Given problem:
The output should consist solely of the line containing "Parse this screenshot: output" and the lines that follow it through the end of the data below.
* BEGIN Supplied material *
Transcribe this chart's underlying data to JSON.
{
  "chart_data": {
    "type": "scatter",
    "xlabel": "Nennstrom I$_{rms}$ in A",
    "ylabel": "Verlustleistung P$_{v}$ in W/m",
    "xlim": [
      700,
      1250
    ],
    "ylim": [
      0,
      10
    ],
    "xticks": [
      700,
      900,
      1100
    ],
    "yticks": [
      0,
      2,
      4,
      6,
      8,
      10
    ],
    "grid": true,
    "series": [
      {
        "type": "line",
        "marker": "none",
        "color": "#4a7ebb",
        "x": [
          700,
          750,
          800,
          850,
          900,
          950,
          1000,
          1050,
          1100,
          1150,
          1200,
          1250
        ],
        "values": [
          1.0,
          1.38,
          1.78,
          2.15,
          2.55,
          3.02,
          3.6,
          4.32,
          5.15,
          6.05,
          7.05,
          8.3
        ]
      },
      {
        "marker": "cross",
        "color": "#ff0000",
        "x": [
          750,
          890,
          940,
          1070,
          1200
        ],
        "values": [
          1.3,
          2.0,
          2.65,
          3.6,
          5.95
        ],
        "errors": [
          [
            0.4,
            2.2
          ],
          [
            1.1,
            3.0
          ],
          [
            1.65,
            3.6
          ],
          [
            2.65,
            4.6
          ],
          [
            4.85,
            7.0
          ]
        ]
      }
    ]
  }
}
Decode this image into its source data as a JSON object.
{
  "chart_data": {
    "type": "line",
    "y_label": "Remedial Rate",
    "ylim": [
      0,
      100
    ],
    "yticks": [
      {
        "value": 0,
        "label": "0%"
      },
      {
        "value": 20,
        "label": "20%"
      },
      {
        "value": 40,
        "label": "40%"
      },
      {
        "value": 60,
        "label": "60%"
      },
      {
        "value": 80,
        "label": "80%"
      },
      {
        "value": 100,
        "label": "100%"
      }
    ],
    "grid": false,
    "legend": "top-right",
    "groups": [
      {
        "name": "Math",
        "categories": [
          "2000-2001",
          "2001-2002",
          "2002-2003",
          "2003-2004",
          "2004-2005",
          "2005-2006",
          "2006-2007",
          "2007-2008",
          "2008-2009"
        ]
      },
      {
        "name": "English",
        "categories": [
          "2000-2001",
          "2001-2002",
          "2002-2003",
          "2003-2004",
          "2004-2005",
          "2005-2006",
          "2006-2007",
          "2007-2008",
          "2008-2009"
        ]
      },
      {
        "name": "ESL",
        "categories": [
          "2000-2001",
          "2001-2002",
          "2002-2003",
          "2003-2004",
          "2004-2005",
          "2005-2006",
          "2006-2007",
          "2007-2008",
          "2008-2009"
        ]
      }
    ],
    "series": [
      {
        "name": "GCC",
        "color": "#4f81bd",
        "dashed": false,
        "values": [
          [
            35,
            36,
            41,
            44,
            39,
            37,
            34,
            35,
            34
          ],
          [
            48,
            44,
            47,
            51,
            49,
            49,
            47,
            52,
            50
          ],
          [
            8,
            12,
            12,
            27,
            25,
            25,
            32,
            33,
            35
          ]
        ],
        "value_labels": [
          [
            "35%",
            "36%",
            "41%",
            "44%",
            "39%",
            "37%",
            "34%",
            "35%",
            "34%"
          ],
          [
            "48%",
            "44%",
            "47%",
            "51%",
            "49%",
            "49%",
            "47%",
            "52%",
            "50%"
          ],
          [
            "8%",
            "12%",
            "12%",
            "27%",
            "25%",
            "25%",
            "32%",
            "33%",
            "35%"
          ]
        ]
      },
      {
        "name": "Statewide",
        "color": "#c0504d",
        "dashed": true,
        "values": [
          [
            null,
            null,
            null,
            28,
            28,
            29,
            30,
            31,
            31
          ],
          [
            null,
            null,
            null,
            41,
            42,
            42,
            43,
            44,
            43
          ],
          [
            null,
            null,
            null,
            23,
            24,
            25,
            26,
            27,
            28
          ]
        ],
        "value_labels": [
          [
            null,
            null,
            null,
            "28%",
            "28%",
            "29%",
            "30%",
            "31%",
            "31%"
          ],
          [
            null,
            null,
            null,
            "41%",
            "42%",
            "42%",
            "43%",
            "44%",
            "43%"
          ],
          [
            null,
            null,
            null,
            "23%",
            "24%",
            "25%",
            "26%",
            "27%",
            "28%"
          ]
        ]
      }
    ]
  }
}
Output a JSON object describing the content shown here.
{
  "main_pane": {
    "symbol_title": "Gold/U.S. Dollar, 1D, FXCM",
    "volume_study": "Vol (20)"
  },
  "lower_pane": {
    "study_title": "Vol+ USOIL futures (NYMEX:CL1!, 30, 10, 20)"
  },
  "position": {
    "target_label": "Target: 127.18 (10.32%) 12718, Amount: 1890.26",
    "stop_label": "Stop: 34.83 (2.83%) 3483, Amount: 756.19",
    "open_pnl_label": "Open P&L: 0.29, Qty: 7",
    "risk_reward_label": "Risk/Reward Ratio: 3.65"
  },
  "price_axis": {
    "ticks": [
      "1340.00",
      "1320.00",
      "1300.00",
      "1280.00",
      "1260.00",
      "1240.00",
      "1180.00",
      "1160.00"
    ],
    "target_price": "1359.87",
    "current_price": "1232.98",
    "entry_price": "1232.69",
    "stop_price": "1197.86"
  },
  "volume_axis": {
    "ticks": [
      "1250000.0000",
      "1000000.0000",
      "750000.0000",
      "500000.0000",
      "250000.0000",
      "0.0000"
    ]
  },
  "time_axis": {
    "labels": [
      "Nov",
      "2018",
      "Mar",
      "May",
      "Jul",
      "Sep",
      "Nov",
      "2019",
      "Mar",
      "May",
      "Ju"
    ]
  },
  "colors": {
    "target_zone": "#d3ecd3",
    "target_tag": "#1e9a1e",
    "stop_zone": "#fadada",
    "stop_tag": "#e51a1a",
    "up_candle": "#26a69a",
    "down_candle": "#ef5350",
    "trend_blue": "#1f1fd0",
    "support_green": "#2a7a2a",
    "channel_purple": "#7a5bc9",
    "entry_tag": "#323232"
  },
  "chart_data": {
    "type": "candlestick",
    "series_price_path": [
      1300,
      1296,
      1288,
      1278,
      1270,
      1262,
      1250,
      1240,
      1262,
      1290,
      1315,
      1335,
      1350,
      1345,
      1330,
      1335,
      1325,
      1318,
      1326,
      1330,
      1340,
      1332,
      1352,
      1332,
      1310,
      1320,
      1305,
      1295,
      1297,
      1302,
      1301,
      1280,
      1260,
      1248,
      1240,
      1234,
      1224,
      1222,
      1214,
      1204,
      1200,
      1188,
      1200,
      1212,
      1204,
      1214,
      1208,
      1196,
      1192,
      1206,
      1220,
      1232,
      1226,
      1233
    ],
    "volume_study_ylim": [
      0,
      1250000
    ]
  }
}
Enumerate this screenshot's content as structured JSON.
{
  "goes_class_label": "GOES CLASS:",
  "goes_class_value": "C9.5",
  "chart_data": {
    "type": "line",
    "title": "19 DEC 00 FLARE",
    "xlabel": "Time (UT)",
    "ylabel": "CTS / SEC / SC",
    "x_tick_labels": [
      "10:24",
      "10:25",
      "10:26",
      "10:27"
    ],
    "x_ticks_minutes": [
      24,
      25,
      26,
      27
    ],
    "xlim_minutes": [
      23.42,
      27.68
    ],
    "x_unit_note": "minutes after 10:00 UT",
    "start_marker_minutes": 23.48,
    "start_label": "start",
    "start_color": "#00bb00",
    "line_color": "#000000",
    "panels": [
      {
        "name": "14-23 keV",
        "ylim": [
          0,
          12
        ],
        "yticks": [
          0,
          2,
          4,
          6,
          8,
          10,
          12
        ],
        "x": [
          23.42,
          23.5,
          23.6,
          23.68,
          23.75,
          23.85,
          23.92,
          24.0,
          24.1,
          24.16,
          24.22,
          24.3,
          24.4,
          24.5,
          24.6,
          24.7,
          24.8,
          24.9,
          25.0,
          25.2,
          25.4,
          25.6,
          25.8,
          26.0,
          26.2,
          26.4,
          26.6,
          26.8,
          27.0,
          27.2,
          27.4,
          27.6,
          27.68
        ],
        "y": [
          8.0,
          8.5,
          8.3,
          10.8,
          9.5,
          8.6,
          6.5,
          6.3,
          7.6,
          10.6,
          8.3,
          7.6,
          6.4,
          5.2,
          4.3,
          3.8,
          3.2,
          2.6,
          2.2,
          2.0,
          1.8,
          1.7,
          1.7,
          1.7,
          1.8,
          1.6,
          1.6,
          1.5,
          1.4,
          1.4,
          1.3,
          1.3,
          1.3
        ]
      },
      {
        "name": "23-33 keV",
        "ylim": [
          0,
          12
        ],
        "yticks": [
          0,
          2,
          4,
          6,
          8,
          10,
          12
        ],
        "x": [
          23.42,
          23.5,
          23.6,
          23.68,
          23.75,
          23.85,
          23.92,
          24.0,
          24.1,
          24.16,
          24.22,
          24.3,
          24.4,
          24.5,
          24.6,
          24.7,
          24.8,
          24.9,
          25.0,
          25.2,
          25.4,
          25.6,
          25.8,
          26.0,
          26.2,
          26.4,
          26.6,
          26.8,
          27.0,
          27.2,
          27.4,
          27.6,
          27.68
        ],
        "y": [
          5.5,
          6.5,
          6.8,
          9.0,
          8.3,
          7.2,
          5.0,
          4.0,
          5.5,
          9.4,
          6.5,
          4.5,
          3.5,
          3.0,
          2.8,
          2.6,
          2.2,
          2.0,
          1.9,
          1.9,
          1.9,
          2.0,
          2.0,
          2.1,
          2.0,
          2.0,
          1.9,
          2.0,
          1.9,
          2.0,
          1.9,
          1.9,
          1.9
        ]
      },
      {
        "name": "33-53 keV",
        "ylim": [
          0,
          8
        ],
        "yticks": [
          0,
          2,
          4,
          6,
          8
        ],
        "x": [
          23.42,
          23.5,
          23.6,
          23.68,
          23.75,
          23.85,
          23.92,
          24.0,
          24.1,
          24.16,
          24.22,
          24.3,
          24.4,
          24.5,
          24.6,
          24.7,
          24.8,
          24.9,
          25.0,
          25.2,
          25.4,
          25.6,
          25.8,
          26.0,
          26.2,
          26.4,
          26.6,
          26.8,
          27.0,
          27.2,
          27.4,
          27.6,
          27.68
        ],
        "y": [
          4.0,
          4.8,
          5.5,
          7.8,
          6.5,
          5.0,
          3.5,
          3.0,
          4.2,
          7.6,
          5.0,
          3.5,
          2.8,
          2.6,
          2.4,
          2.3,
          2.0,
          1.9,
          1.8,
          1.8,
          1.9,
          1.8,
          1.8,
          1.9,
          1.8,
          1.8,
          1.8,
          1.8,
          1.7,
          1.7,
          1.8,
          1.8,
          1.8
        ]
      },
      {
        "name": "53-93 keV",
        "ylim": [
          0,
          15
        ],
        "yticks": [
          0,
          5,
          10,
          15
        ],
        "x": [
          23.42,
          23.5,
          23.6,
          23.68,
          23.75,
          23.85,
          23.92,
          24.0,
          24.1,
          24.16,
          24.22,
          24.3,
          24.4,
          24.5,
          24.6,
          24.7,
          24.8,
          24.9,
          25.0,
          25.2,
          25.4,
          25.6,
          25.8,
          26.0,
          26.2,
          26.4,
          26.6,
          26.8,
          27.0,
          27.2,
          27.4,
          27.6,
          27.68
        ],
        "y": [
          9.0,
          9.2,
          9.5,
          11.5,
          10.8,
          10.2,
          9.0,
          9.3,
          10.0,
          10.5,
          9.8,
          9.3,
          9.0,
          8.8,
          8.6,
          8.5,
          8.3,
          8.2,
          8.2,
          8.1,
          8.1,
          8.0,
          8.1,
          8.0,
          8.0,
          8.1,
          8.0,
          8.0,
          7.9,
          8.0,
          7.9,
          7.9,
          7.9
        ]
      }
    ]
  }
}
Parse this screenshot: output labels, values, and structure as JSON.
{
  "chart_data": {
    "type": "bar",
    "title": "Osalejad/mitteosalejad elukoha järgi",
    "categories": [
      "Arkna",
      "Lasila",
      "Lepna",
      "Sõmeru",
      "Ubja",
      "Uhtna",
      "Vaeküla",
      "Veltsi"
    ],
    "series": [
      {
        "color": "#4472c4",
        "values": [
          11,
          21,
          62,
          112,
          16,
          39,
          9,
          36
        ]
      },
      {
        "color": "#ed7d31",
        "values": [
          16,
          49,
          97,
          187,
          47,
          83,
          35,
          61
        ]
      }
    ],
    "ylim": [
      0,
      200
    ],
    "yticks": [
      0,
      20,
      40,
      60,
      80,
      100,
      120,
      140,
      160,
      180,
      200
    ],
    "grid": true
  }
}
* END Supplied material *
Result for this exercise:
Parse this screenshot: output labels, values, and structure as JSON.
{
  "chart_data": {
    "type": "bar",
    "title": "Osalejad/mitteosalejad elukoha järgi",
    "categories": [
      "Arkna",
      "Lasila",
      "Lepna",
      "Sõmeru",
      "Ubja",
      "Uhtna",
      "Vaeküla",
      "Veltsi"
    ],
    "series": [
      {
        "color": "#4472c4",
        "values": [
          11,
          21,
          62,
          112,
          16,
          39,
          9,
          36
        ]
      },
      {
        "color": "#ed7d31",
        "values": [
          16,
          49,
          97,
          187,
          47,
          83,
          35,
          61
        ]
      }
    ],
    "ylim": [
      0,
      200
    ],
    "yticks": [
      0,
      20,
      40,
      60,
      80,
      100,
      120,
      140,
      160,
      180,
      200
    ],
    "grid": true
  }
}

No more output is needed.